[Dataset rows]
-- begin --

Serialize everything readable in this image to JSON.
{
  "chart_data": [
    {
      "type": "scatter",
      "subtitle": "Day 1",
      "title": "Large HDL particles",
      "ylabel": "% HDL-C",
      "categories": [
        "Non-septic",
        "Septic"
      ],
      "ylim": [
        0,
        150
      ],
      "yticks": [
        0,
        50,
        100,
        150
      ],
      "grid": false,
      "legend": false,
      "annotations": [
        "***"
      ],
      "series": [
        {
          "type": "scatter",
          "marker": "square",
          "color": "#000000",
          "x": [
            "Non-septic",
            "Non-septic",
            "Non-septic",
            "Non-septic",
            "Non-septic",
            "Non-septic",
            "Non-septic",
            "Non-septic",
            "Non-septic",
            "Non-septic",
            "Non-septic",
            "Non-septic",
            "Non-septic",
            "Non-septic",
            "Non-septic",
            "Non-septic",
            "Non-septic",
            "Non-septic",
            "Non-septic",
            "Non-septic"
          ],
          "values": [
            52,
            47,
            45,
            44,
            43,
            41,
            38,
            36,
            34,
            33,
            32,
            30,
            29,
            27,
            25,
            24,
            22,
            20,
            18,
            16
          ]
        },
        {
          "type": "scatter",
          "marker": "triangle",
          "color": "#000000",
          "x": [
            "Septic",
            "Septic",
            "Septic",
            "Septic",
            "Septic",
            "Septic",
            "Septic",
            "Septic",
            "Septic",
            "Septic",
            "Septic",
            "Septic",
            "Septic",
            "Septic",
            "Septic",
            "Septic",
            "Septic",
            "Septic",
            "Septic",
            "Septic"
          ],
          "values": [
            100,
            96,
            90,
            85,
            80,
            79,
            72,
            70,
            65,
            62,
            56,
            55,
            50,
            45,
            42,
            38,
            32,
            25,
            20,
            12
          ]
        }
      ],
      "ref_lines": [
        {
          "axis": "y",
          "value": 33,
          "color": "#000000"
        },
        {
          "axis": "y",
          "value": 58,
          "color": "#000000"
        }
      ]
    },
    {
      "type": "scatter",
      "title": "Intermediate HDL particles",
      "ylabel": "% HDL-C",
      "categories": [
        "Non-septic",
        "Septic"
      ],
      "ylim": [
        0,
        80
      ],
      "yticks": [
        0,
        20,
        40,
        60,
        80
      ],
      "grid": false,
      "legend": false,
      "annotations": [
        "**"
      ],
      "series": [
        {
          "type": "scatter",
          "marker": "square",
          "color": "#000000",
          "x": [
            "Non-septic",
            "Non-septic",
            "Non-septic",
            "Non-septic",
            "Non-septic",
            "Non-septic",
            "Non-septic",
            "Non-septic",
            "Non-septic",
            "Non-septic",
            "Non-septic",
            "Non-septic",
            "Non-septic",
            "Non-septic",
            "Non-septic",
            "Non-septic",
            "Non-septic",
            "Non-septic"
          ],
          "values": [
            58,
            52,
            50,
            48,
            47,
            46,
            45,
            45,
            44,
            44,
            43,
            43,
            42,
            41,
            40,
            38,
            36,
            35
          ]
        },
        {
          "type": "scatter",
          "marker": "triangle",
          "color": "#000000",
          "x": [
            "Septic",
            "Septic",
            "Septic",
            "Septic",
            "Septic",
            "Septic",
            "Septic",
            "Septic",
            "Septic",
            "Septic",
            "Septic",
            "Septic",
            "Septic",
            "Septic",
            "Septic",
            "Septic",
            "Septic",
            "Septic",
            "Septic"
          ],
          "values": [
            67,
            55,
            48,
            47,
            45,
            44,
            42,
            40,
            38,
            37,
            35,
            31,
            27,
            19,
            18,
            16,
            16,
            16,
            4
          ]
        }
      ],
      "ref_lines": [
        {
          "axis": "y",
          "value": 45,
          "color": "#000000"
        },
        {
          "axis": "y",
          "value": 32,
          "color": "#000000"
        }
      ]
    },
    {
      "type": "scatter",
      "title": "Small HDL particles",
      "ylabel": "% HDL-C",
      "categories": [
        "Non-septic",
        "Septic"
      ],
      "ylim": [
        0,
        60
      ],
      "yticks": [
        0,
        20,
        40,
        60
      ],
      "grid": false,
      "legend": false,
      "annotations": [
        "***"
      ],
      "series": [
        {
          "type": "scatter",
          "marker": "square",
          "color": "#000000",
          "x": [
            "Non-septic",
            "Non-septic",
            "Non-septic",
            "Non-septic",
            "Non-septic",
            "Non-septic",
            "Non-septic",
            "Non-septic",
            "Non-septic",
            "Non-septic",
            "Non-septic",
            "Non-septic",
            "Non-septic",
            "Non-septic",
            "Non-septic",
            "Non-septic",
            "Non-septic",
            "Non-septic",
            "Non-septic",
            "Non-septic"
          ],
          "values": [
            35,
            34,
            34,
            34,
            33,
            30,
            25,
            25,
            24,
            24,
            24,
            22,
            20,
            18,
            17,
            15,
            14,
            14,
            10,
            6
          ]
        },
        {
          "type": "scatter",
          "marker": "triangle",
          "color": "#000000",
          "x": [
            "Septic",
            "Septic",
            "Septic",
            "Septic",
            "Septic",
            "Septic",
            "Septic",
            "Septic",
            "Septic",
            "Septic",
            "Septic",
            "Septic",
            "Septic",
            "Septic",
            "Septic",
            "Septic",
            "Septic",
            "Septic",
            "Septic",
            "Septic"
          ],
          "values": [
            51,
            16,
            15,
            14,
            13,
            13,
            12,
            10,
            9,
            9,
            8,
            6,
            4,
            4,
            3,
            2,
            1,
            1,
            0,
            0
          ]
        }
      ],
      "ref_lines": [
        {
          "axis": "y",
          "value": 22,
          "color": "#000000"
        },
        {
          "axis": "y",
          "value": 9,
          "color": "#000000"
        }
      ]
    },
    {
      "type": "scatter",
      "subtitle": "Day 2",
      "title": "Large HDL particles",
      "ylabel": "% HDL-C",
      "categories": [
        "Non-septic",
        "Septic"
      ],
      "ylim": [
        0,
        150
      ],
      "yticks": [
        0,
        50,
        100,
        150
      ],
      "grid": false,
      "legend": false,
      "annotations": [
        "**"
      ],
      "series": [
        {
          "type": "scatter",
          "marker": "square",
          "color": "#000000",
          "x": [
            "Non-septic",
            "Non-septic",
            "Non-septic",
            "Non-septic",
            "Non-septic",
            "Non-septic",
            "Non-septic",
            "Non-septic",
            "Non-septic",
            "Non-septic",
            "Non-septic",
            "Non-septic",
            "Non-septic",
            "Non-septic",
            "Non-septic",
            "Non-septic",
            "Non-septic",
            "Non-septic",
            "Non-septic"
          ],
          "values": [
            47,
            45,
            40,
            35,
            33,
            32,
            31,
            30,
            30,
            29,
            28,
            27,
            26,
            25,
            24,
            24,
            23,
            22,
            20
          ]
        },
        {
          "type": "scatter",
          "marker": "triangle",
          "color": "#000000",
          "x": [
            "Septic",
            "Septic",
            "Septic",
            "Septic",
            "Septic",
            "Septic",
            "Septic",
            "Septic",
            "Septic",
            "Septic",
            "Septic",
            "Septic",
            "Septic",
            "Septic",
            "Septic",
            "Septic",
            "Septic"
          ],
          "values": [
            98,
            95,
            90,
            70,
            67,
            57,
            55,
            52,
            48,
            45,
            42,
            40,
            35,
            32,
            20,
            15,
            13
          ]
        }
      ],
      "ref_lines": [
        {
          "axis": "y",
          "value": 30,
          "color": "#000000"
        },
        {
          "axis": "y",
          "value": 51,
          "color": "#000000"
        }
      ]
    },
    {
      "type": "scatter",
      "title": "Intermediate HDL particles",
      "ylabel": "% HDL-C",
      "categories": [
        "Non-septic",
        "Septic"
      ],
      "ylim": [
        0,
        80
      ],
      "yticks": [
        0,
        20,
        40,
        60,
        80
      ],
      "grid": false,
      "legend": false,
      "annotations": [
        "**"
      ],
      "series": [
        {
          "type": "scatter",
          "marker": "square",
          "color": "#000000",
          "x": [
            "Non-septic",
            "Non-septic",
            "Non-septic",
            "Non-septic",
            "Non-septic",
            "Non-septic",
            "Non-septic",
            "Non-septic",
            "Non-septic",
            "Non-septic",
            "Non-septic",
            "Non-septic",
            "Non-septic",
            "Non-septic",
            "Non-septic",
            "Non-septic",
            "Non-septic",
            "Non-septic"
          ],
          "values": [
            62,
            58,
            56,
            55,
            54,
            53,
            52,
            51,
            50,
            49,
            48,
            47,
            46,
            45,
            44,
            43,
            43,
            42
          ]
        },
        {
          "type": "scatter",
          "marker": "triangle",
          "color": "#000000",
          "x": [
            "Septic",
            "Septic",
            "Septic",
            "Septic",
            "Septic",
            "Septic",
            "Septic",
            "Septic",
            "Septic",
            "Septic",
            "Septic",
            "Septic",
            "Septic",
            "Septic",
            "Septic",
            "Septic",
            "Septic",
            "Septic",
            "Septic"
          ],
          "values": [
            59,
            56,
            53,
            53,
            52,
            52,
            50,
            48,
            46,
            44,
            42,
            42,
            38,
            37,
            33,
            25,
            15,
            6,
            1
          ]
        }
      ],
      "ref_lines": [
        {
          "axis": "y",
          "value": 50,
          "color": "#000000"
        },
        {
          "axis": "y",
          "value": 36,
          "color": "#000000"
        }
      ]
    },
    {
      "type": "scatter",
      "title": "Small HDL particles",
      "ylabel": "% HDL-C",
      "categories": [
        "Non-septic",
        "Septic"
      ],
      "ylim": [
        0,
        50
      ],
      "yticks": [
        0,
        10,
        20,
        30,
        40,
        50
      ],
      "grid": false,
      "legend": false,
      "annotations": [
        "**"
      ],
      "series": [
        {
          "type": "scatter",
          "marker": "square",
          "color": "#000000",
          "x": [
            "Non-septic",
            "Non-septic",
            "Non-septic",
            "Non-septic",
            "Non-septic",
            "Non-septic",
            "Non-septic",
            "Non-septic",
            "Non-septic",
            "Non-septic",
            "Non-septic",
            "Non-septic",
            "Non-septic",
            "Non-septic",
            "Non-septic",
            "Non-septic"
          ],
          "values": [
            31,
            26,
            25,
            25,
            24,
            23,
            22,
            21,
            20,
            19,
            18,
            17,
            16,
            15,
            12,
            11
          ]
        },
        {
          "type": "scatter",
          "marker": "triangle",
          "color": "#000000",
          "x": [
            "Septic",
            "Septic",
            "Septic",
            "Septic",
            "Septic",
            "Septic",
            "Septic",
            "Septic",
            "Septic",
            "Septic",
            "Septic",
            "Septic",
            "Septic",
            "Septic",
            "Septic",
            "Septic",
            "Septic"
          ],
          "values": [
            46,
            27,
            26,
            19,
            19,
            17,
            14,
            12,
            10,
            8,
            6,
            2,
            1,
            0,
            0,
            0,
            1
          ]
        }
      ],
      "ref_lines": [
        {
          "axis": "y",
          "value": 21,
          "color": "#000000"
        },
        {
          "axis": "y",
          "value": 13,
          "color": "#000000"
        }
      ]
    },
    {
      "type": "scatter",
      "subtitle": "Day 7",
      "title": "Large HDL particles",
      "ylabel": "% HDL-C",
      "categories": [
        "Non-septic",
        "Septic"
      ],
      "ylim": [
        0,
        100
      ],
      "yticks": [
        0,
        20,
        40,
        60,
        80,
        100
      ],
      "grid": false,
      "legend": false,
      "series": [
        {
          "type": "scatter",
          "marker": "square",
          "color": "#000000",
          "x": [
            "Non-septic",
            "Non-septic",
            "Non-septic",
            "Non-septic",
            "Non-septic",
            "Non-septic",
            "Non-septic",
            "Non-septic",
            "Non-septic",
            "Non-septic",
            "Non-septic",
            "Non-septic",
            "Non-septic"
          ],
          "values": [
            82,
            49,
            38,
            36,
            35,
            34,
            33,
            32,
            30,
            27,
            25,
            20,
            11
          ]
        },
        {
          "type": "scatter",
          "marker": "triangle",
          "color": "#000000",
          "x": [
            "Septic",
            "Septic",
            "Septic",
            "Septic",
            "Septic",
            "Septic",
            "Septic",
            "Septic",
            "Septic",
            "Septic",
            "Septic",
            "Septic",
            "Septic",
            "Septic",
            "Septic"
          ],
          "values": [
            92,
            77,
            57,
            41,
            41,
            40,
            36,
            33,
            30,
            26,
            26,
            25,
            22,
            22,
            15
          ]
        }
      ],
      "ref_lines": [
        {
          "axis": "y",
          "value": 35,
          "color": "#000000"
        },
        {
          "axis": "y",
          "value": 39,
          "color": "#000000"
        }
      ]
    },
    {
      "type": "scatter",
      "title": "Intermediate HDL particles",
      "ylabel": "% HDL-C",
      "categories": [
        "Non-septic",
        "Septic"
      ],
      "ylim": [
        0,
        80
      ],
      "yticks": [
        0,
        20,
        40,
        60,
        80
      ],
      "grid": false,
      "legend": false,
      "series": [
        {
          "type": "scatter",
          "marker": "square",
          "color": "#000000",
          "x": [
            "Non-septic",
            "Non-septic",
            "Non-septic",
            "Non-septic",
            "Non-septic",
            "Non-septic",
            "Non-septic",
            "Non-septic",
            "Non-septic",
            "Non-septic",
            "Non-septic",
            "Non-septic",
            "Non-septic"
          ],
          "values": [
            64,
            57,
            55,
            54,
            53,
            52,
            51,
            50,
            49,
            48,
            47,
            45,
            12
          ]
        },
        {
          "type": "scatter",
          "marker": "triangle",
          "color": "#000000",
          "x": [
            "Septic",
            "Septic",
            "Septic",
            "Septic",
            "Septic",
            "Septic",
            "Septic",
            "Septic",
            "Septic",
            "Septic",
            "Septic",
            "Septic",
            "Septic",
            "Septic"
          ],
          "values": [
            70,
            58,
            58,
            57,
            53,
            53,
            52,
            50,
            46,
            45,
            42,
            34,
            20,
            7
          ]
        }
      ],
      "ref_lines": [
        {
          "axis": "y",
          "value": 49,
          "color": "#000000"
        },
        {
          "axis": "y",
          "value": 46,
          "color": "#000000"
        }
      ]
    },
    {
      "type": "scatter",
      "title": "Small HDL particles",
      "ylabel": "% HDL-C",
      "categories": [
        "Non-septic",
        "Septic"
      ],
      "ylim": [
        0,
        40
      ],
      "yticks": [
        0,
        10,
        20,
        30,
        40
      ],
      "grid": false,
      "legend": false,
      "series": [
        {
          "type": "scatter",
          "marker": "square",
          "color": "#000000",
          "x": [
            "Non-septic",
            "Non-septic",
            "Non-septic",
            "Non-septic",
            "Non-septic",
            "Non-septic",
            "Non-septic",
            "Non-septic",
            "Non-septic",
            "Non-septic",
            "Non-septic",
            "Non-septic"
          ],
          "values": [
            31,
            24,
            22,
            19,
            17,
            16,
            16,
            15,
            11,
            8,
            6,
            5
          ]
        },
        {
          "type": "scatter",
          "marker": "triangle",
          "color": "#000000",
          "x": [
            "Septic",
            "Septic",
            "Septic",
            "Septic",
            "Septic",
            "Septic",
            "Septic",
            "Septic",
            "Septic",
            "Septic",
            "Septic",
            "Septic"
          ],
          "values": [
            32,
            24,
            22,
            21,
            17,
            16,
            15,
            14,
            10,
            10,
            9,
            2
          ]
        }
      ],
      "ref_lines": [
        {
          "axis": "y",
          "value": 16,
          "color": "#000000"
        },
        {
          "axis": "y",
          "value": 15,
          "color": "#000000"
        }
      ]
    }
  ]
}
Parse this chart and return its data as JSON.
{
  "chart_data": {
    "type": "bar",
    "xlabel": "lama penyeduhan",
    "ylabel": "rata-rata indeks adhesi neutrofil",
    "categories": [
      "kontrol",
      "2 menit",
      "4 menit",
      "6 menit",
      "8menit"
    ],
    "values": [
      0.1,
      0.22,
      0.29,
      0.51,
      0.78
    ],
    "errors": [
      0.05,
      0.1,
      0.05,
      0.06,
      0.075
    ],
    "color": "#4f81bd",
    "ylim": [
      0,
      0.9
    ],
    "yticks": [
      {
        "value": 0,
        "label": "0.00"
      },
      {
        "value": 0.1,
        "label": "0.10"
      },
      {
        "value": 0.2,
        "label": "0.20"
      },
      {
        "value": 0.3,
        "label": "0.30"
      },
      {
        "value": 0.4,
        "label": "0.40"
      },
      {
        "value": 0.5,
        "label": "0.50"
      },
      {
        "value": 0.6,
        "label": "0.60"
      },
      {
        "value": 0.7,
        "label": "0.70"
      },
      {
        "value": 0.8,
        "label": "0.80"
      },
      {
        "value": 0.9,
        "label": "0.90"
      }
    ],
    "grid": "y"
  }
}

-- end --

Search the records for the word "JSON", then list every line that has it.

Serialize everything readable in this image to JSON.
Parse this chart and return its data as JSON.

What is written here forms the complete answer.